BEGIN Dataset
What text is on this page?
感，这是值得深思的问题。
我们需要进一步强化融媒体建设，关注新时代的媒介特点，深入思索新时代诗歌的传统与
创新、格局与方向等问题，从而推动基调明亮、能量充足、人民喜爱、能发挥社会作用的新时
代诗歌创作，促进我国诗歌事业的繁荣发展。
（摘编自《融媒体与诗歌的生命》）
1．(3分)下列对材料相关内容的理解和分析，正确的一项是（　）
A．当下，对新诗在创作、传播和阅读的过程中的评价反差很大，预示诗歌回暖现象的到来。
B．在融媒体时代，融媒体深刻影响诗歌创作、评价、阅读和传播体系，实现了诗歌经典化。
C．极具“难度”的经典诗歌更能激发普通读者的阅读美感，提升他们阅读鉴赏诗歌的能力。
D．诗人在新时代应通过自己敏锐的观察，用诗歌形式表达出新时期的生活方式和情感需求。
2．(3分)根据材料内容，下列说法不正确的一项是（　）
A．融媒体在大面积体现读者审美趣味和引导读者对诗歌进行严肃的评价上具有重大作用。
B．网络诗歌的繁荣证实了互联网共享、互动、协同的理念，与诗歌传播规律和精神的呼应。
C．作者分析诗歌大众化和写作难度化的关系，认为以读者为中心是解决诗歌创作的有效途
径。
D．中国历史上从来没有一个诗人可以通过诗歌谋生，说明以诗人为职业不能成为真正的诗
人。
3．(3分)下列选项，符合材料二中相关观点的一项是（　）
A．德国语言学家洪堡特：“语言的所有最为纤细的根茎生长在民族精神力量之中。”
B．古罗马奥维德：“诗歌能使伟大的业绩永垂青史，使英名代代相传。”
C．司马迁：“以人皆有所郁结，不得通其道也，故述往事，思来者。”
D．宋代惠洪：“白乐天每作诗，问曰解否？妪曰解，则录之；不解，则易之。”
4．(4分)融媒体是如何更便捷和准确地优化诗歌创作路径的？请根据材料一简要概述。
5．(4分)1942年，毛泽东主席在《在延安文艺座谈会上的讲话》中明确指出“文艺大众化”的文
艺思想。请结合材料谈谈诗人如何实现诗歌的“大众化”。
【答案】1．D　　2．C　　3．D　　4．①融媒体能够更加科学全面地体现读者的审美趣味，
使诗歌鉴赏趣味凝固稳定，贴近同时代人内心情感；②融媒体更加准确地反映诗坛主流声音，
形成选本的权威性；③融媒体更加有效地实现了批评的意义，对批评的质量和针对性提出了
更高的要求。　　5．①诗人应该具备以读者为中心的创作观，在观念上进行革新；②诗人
END Dataset
Please set down the whole listing above without altering a single line.

What text is on this page?
感，这是值得深思的问题。
我们需要进一步强化融媒体建设，关注新时代的媒介特点，深入思索新时代诗歌的传统与
创新、格局与方向等问题，从而推动基调明亮、能量充足、人民喜爱、能发挥社会作用的新时
代诗歌创作，促进我国诗歌事业的繁荣发展。
（摘编自《融媒体与诗歌的生命》）
1．(3分)下列对材料相关内容的理解和分析，正确的一项是（　）
A．当下，对新诗在创作、传播和阅读的过程中的评价反差很大，预示诗歌回暖现象的到来。
B．在融媒体时代，融媒体深刻影响诗歌创作、评价、阅读和传播体系，实现了诗歌经典化。
C．极具“难度”的经典诗歌更能激发普通读者的阅读美感，提升他们阅读鉴赏诗歌的能力。
D．诗人在新时代应通过自己敏锐的观察，用诗歌形式表达出新时期的生活方式和情感需求。
2．(3分)根据材料内容，下列说法不正确的一项是（　）
A．融媒体在大面积体现读者审美趣味和引导读者对诗歌进行严肃的评价上具有重大作用。
B．网络诗歌的繁荣证实了互联网共享、互动、协同的理念，与诗歌传播规律和精神的呼应。
C．作者分析诗歌大众化和写作难度化的关系，认为以读者为中心是解决诗歌创作的有效途
径。
D．中国历史上从来没有一个诗人可以通过诗歌谋生，说明以诗人为职业不能成为真正的诗
人。
3．(3分)下列选项，符合材料二中相关观点的一项是（　）
A．德国语言学家洪堡特：“语言的所有最为纤细的根茎生长在民族精神力量之中。”
B．古罗马奥维德：“诗歌能使伟大的业绩永垂青史，使英名代代相传。”
C．司马迁：“以人皆有所郁结，不得通其道也，故述往事，思来者。”
D．宋代惠洪：“白乐天每作诗，问曰解否？妪曰解，则录之；不解，则易之。”
4．(4分)融媒体是如何更便捷和准确地优化诗歌创作路径的？请根据材料一简要概述。
5．(4分)1942年，毛泽东主席在《在延安文艺座谈会上的讲话》中明确指出“文艺大众化”的文
艺思想。请结合材料谈谈诗人如何实现诗歌的“大众化”。
【答案】1．D　　2．C　　3．D　　4．①融媒体能够更加科学全面地体现读者的审美趣味，
使诗歌鉴赏趣味凝固稳定，贴近同时代人内心情感；②融媒体更加准确地反映诗坛主流声音，
形成选本的权威性；③融媒体更加有效地实现了批评的意义，对批评的质量和针对性提出了
更高的要求。　　5．①诗人应该具备以读者为中心的创作观，在观念上进行革新；②诗人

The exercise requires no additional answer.